Description of the task: For each line in the data below that holds "object", return a copy.

The records:
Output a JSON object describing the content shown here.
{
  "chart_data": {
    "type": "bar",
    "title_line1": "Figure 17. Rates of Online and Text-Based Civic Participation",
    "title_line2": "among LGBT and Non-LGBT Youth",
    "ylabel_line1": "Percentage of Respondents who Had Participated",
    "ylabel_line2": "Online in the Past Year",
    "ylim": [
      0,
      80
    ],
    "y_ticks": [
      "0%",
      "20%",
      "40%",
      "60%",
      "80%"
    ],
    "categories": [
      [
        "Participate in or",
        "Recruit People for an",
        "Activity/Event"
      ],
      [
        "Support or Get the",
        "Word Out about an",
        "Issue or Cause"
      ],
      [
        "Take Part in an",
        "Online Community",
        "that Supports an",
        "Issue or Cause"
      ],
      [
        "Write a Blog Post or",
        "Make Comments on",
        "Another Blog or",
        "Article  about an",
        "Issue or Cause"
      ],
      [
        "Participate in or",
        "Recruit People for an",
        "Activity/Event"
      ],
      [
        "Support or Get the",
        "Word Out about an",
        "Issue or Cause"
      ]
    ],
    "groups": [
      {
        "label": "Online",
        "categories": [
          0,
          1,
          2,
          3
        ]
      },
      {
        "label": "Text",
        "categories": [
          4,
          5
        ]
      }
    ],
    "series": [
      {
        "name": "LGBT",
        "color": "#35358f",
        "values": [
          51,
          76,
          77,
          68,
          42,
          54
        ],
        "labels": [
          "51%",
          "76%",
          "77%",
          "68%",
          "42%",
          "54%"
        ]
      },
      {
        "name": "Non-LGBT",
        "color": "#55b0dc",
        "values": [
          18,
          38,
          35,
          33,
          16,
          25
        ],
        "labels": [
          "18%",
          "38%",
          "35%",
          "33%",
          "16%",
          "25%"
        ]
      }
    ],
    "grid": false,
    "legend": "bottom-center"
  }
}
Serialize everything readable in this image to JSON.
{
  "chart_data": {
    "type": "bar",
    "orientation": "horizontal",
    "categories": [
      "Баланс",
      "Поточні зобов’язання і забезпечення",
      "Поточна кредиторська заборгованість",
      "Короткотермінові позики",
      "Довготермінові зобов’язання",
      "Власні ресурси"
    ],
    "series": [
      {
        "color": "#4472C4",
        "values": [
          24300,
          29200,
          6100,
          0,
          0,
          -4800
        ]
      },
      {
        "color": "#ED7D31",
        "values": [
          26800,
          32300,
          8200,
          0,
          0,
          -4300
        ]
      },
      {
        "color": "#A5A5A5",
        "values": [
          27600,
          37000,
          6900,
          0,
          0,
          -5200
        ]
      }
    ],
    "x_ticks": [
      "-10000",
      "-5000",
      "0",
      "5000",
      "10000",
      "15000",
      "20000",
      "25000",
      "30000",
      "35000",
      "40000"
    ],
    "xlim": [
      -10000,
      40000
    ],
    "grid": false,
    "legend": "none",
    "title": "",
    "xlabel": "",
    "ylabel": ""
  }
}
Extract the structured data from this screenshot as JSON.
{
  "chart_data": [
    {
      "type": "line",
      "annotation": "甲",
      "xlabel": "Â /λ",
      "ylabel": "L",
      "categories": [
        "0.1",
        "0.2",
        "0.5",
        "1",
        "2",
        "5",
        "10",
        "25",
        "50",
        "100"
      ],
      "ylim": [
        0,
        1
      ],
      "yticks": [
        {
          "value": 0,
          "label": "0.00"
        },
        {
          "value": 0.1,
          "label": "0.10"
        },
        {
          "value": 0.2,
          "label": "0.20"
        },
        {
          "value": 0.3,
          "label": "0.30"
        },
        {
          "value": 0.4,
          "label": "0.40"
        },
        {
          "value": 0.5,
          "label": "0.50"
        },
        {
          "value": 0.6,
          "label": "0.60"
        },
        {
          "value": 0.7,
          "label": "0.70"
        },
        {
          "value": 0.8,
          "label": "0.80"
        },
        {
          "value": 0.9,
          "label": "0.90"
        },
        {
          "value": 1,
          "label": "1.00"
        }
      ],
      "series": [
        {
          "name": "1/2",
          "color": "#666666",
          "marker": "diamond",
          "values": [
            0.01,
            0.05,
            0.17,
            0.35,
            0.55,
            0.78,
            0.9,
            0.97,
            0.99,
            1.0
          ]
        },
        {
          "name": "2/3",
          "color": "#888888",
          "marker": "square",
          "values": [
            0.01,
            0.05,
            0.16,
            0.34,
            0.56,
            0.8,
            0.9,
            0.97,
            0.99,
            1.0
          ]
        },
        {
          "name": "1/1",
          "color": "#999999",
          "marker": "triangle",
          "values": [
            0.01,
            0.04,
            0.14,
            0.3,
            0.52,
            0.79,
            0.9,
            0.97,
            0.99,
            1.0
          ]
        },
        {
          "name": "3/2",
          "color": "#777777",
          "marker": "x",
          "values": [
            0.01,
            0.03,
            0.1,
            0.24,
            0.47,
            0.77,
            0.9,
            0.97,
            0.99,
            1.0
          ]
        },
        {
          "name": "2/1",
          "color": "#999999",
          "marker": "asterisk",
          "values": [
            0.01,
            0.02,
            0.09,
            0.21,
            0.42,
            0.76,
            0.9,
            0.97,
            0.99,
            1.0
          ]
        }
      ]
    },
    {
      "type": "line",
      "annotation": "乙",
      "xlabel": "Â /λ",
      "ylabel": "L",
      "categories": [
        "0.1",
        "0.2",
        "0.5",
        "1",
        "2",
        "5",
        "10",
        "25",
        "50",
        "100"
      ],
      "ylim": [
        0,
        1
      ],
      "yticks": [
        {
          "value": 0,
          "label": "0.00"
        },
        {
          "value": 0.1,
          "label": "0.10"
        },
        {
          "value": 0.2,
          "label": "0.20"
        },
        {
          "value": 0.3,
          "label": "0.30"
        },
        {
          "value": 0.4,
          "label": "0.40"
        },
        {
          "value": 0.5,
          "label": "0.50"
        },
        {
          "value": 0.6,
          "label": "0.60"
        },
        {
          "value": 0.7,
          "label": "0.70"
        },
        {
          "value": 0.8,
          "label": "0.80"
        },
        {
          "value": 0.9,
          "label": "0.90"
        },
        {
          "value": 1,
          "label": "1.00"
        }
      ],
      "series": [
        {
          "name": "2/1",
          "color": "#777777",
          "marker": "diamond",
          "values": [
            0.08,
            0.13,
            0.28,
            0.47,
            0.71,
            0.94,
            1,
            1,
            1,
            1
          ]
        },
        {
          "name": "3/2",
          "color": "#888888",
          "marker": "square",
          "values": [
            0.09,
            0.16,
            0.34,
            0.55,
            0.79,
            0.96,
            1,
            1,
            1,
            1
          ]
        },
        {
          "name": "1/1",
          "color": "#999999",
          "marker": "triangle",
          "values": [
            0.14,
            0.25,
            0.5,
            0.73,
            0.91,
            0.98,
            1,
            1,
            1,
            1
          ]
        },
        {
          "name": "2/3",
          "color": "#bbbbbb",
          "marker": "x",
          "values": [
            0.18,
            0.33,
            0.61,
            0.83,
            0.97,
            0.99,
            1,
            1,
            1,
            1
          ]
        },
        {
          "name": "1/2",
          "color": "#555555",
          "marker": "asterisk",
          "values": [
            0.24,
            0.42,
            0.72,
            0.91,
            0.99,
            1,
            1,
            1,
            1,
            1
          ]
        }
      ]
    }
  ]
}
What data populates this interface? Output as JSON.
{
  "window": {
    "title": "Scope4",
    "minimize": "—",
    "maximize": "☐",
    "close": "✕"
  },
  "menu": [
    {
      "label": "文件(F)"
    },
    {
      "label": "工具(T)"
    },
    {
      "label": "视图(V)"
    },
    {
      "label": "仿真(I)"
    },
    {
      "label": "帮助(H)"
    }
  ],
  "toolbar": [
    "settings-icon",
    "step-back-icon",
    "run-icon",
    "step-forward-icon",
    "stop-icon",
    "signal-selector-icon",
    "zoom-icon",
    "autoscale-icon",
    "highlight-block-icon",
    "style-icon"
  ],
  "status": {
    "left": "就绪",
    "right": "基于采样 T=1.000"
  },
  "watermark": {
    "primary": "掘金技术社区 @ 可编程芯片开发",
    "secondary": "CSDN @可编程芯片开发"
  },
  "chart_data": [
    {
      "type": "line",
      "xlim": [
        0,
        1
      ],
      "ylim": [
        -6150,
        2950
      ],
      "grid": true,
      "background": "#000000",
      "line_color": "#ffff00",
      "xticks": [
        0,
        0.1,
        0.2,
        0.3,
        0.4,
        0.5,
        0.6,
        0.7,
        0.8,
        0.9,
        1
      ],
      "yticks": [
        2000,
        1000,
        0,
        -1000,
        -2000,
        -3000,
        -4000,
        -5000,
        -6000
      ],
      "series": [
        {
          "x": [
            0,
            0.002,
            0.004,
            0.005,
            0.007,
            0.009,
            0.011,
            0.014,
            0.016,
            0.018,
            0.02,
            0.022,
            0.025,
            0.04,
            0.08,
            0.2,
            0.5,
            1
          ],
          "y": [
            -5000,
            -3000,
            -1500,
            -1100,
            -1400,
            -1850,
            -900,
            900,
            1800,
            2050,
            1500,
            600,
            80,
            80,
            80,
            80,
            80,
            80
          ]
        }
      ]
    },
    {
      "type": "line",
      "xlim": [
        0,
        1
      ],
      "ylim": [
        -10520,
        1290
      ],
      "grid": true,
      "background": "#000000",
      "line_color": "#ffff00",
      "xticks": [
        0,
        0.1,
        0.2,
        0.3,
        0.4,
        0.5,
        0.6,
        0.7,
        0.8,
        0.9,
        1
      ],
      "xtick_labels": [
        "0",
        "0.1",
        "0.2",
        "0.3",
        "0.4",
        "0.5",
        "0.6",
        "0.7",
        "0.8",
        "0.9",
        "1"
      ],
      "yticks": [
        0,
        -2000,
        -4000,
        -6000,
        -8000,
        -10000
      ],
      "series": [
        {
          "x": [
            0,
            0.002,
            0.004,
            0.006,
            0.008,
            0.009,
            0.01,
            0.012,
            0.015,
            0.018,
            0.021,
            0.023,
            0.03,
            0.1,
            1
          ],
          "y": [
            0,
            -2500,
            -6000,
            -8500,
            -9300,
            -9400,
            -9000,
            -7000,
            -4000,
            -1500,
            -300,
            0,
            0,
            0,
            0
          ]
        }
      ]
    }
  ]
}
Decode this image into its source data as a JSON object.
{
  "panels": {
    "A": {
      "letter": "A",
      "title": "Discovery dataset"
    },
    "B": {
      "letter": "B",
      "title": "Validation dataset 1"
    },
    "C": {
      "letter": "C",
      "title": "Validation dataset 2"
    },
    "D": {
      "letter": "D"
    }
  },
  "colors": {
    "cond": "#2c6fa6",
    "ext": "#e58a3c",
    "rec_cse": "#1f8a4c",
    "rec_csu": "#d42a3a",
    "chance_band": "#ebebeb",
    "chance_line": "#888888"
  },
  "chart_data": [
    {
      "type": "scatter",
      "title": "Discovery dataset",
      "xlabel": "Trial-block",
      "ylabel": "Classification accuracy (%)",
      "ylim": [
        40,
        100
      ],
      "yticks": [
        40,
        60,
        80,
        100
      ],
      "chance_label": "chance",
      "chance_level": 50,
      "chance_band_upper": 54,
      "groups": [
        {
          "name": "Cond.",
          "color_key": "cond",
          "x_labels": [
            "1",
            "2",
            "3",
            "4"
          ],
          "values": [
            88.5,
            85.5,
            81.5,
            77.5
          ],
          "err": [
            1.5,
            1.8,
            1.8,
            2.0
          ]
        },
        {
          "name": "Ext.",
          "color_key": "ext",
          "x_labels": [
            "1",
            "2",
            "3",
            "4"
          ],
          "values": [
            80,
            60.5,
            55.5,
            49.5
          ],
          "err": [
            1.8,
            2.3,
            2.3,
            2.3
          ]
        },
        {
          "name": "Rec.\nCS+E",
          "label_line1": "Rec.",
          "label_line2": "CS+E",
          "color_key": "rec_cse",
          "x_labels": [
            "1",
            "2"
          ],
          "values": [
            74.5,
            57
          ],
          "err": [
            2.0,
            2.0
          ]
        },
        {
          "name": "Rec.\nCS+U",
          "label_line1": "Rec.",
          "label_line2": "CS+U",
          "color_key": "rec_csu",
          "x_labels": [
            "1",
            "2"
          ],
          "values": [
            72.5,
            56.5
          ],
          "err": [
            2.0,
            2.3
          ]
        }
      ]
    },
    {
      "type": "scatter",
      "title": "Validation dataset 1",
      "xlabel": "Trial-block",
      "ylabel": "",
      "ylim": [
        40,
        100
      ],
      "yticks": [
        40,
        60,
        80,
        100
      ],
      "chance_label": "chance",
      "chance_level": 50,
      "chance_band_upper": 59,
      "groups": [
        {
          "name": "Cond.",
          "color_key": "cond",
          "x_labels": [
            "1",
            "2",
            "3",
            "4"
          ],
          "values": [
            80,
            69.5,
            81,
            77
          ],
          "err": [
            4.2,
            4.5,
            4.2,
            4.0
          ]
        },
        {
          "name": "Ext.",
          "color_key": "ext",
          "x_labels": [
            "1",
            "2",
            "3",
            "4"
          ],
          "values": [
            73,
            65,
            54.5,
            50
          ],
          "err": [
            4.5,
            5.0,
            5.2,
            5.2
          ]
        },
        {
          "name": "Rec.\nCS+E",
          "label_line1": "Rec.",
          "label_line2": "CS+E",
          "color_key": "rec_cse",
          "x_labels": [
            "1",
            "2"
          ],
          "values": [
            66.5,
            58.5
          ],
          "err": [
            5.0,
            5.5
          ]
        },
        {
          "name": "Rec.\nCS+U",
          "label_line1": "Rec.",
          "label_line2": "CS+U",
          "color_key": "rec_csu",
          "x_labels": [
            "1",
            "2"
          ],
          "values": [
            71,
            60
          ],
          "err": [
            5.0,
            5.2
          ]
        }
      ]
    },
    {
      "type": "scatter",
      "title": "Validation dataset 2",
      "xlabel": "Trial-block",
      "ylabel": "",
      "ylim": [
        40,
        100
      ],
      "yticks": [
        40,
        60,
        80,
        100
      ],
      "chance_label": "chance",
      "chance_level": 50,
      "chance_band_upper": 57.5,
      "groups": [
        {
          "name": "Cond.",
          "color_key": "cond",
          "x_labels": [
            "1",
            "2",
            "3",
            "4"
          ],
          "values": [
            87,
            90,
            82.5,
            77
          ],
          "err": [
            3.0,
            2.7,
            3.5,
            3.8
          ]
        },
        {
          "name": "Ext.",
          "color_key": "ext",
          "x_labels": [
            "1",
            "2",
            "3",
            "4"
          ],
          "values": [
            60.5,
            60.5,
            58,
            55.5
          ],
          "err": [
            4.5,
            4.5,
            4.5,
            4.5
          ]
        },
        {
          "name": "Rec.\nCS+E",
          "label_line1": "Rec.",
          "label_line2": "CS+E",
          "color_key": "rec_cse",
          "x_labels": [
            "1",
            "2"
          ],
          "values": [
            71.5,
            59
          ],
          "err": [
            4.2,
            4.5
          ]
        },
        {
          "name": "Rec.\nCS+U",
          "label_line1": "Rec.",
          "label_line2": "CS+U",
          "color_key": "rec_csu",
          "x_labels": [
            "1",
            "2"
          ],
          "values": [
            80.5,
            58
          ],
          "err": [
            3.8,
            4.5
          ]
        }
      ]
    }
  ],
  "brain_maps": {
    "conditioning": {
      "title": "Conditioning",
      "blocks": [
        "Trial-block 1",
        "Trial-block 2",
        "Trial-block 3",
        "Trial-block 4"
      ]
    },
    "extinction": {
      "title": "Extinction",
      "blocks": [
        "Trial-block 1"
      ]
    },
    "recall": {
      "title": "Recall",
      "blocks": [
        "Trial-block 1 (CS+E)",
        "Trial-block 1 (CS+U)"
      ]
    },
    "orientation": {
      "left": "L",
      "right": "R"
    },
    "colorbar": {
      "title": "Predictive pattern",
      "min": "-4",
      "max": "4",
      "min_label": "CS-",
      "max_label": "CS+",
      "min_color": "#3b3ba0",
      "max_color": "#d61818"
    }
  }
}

Output:
Output a JSON object describing the content shown here.
Decode this image into its source data as a JSON object.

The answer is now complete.